For the records below, give the count of lines holding the word "color" and nothing more.
— Start Given entries —
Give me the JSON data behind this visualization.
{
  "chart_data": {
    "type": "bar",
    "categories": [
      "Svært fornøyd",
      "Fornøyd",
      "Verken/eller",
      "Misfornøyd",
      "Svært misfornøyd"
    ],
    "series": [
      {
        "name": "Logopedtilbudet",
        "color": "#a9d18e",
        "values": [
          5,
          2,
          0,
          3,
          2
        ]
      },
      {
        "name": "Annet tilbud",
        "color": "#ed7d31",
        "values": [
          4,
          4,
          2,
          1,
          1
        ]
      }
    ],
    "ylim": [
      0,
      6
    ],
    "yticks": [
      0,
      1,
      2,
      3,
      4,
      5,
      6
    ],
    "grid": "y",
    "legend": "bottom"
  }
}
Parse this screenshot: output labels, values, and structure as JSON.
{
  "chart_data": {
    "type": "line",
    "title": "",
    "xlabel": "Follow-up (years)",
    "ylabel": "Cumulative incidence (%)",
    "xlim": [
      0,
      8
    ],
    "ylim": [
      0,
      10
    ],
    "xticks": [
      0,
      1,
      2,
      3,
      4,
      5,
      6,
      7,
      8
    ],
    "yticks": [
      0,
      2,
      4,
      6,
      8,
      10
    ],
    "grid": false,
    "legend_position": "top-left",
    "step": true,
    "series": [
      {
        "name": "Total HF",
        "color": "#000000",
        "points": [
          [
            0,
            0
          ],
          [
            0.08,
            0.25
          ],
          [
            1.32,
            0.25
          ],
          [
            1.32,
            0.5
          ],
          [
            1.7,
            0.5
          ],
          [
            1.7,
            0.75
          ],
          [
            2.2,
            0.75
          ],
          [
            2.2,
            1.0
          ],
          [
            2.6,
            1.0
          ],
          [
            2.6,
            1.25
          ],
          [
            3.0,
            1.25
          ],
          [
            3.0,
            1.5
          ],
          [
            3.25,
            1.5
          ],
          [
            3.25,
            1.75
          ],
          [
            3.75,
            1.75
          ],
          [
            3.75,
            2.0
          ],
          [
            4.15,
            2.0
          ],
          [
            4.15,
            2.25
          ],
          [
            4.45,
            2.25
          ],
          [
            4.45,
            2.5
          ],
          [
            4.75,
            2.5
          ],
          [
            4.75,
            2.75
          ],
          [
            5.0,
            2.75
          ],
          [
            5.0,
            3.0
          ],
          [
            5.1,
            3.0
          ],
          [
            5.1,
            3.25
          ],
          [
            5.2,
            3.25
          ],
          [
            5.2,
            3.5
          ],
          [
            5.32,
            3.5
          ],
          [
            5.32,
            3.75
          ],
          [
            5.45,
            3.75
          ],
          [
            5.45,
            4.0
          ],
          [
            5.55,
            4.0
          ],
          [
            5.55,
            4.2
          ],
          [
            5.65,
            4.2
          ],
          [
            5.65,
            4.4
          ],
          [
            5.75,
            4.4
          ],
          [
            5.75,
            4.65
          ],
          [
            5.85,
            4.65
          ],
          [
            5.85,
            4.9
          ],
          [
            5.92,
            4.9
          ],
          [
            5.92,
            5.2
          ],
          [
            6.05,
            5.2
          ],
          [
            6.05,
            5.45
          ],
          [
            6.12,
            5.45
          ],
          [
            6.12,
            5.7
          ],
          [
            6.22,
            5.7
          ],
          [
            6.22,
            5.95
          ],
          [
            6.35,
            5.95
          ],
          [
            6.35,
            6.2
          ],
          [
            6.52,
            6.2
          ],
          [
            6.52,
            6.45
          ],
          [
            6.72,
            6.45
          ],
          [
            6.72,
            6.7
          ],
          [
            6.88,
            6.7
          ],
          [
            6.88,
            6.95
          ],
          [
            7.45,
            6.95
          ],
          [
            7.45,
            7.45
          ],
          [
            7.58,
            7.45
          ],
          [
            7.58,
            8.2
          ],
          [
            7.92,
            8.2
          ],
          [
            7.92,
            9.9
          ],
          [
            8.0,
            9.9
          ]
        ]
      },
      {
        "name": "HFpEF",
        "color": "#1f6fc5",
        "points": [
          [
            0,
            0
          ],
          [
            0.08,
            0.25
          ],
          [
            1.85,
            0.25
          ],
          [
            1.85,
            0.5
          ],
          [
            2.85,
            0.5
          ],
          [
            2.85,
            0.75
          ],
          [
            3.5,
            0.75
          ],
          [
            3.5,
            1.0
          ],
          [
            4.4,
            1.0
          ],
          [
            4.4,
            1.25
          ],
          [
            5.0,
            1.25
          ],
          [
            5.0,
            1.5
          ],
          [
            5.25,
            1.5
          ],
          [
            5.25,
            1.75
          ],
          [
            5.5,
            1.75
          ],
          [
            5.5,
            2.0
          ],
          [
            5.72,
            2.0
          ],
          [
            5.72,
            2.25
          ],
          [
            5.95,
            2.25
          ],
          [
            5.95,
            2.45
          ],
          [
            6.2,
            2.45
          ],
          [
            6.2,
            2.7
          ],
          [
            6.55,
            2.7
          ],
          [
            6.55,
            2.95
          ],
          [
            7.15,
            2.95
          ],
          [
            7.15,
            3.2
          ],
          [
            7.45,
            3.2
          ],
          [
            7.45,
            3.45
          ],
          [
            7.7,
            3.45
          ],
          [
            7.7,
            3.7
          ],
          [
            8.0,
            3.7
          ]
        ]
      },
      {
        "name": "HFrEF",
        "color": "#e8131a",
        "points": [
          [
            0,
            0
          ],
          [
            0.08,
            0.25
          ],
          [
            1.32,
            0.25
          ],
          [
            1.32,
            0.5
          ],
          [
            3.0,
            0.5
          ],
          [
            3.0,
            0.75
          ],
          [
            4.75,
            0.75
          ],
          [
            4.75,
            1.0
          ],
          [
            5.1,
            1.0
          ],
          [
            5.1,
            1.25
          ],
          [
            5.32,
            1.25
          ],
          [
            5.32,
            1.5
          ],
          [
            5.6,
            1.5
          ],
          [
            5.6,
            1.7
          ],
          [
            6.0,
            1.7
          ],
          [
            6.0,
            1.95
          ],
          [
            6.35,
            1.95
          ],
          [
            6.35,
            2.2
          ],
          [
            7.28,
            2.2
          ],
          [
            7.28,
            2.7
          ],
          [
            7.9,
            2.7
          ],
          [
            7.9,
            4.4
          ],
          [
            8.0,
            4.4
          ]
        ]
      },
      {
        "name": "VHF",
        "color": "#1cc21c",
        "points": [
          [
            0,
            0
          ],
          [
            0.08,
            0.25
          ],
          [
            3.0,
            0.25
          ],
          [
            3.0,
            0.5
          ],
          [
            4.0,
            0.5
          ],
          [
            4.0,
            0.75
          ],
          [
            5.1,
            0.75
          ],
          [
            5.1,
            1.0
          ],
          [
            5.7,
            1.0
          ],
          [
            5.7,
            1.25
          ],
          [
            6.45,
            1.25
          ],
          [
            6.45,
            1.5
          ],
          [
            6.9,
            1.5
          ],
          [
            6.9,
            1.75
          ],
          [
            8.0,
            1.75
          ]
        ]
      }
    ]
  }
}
— End Given entries —
# [Response to this exercise]
6